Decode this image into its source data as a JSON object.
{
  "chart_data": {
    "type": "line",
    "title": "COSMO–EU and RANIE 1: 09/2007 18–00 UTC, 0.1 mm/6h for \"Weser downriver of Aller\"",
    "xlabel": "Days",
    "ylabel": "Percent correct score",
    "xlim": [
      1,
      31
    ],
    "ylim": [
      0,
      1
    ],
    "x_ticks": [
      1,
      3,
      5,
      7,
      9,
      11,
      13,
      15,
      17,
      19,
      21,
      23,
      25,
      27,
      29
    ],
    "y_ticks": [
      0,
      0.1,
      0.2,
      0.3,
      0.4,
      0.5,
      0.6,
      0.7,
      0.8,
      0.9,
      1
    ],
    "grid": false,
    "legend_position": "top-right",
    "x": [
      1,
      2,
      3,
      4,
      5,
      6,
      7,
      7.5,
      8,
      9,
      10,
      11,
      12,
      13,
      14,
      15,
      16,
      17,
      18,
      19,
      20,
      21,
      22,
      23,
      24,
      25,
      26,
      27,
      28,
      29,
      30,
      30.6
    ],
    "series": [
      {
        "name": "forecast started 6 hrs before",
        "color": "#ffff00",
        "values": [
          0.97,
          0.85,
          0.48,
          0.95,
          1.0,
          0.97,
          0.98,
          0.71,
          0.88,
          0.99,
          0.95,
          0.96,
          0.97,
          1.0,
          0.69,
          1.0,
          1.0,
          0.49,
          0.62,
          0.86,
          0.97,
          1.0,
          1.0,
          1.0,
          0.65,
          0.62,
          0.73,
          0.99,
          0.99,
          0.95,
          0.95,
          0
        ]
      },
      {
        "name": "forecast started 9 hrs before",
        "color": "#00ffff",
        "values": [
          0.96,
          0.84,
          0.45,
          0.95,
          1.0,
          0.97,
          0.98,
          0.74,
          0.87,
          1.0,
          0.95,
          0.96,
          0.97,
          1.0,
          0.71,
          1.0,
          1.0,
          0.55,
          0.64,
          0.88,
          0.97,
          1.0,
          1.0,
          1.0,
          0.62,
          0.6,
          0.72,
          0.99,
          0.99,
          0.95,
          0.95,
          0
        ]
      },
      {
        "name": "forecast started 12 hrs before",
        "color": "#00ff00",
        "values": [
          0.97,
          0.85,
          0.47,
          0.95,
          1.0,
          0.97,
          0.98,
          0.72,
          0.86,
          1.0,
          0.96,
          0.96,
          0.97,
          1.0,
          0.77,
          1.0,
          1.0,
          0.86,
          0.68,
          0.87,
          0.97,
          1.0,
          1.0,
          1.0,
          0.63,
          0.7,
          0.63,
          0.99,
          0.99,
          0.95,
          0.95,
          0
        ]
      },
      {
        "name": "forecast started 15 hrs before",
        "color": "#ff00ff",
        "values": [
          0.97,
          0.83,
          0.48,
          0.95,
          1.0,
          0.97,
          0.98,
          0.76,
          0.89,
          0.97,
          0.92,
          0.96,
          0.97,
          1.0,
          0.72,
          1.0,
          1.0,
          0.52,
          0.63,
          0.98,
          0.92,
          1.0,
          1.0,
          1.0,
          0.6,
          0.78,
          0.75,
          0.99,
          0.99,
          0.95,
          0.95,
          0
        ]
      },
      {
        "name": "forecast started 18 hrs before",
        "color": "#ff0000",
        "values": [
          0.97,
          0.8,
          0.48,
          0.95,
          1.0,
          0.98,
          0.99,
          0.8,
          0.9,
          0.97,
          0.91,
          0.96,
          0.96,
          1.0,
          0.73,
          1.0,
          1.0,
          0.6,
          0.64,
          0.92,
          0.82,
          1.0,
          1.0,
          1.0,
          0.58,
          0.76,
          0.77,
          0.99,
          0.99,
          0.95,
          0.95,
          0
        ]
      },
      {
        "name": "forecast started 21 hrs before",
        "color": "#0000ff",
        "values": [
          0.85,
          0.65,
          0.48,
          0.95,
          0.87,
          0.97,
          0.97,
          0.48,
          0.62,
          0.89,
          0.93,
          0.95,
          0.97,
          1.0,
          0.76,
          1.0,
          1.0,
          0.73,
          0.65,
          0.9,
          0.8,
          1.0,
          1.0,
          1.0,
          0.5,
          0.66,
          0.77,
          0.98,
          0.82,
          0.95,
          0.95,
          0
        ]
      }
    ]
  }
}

Instructions for the task: Transcribe the material above in its entirety. Match it exactly.

Problem solution:
Decode this image into its source data as a JSON object.
{
  "chart_data": {
    "type": "line",
    "title": "COSMO–EU and RANIE 1: 09/2007 18–00 UTC, 0.1 mm/6h for \"Weser downriver of Aller\"",
    "xlabel": "Days",
    "ylabel": "Percent correct score",
    "xlim": [
      1,
      31
    ],
    "ylim": [
      0,
      1
    ],
    "x_ticks": [
      1,
      3,
      5,
      7,
      9,
      11,
      13,
      15,
      17,
      19,
      21,
      23,
      25,
      27,
      29
    ],
    "y_ticks": [
      0,
      0.1,
      0.2,
      0.3,
      0.4,
      0.5,
      0.6,
      0.7,
      0.8,
      0.9,
      1
    ],
    "grid": false,
    "legend_position": "top-right",
    "x": [
      1,
      2,
      3,
      4,
      5,
      6,
      7,
      7.5,
      8,
      9,
      10,
      11,
      12,
      13,
      14,
      15,
      16,
      17,
      18,
      19,
      20,
      21,
      22,
      23,
      24,
      25,
      26,
      27,
      28,
      29,
      30,
      30.6
    ],
    "series": [
      {
        "name": "forecast started 6 hrs before",
        "color": "#ffff00",
        "values": [
          0.97,
          0.85,
          0.48,
          0.95,
          1.0,
          0.97,
          0.98,
          0.71,
          0.88,
          0.99,
          0.95,
          0.96,
          0.97,
          1.0,
          0.69,
          1.0,
          1.0,
          0.49,
          0.62,
          0.86,
          0.97,
          1.0,
          1.0,
          1.0,
          0.65,
          0.62,
          0.73,
          0.99,
          0.99,
          0.95,
          0.95,
          0
        ]
      },
      {
        "name": "forecast started 9 hrs before",
        "color": "#00ffff",
        "values": [
          0.96,
          0.84,
          0.45,
          0.95,
          1.0,
          0.97,
          0.98,
          0.74,
          0.87,
          1.0,
          0.95,
          0.96,
          0.97,
          1.0,
          0.71,
          1.0,
          1.0,
          0.55,
          0.64,
          0.88,
          0.97,
          1.0,
          1.0,
          1.0,
          0.62,
          0.6,
          0.72,
          0.99,
          0.99,
          0.95,
          0.95,
          0
        ]
      },
      {
        "name": "forecast started 12 hrs before",
        "color": "#00ff00",
        "values": [
          0.97,
          0.85,
          0.47,
          0.95,
          1.0,
          0.97,
          0.98,
          0.72,
          0.86,
          1.0,
          0.96,
          0.96,
          0.97,
          1.0,
          0.77,
          1.0,
          1.0,
          0.86,
          0.68,
          0.87,
          0.97,
          1.0,
          1.0,
          1.0,
          0.63,
          0.7,
          0.63,
          0.99,
          0.99,
          0.95,
          0.95,
          0
        ]
      },
      {
        "name": "forecast started 15 hrs before",
        "color": "#ff00ff",
        "values": [
          0.97,
          0.83,
          0.48,
          0.95,
          1.0,
          0.97,
          0.98,
          0.76,
          0.89,
          0.97,
          0.92,
          0.96,
          0.97,
          1.0,
          0.72,
          1.0,
          1.0,
          0.52,
          0.63,
          0.98,
          0.92,
          1.0,
          1.0,
          1.0,
          0.6,
          0.78,
          0.75,
          0.99,
          0.99,
          0.95,
          0.95,
          0
        ]
      },
      {
        "name": "forecast started 18 hrs before",
        "color": "#ff0000",
        "values": [
          0.97,
          0.8,
          0.48,
          0.95,
          1.0,
          0.98,
          0.99,
          0.8,
          0.9,
          0.97,
          0.91,
          0.96,
          0.96,
          1.0,
          0.73,
          1.0,
          1.0,
          0.6,
          0.64,
          0.92,
          0.82,
          1.0,
          1.0,
          1.0,
          0.58,
          0.76,
          0.77,
          0.99,
          0.99,
          0.95,
          0.95,
          0
        ]
      },
      {
        "name": "forecast started 21 hrs before",
        "color": "#0000ff",
        "values": [
          0.85,
          0.65,
          0.48,
          0.95,
          0.87,
          0.97,
          0.97,
          0.48,
          0.62,
          0.89,
          0.93,
          0.95,
          0.97,
          1.0,
          0.76,
          1.0,
          1.0,
          0.73,
          0.65,
          0.9,
          0.8,
          1.0,
          1.0,
          1.0,
          0.5,
          0.66,
          0.77,
          0.98,
          0.82,
          0.95,
          0.95,
          0
        ]
      }
    ]
  }
}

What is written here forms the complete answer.